----- EXTRACTED MATERIAL

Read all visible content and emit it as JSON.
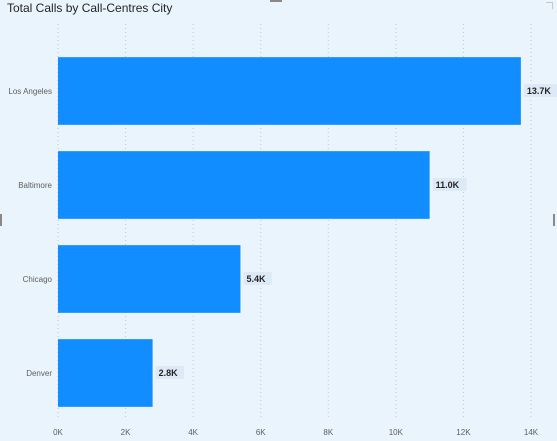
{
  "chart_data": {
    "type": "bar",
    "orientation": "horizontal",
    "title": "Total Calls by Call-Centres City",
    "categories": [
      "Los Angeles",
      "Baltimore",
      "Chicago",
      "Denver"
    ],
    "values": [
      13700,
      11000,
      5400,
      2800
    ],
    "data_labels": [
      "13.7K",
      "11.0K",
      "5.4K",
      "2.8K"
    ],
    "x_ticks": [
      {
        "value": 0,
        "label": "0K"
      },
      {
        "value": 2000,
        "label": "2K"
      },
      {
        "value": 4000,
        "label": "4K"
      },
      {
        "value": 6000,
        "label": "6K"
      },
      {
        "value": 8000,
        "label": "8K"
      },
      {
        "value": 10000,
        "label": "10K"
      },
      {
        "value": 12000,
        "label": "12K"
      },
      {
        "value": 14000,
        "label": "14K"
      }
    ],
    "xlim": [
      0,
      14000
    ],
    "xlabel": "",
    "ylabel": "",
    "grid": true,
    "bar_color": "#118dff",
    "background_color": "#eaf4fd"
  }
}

----------

▸ EXERCISE BRIEF: Restate the records word for word, omitting images.

▸ RESPONSE TO THE EXERCISE:
Read all visible content and emit it as JSON.
{
  "chart_data": {
    "type": "bar",
    "orientation": "horizontal",
    "title": "Total Calls by Call-Centres City",
    "categories": [
      "Los Angeles",
      "Baltimore",
      "Chicago",
      "Denver"
    ],
    "values": [
      13700,
      11000,
      5400,
      2800
    ],
    "data_labels": [
      "13.7K",
      "11.0K",
      "5.4K",
      "2.8K"
    ],
    "x_ticks": [
      {
        "value": 0,
        "label": "0K"
      },
      {
        "value": 2000,
        "label": "2K"
      },
      {
        "value": 4000,
        "label": "4K"
      },
      {
        "value": 6000,
        "label": "6K"
      },
      {
        "value": 8000,
        "label": "8K"
      },
      {
        "value": 10000,
        "label": "10K"
      },
      {
        "value": 12000,
        "label": "12K"
      },
      {
        "value": 14000,
        "label": "14K"
      }
    ],
    "xlim": [
      0,
      14000
    ],
    "xlabel": "",
    "ylabel": "",
    "grid": true,
    "bar_color": "#118dff",
    "background_color": "#eaf4fd"
  }
}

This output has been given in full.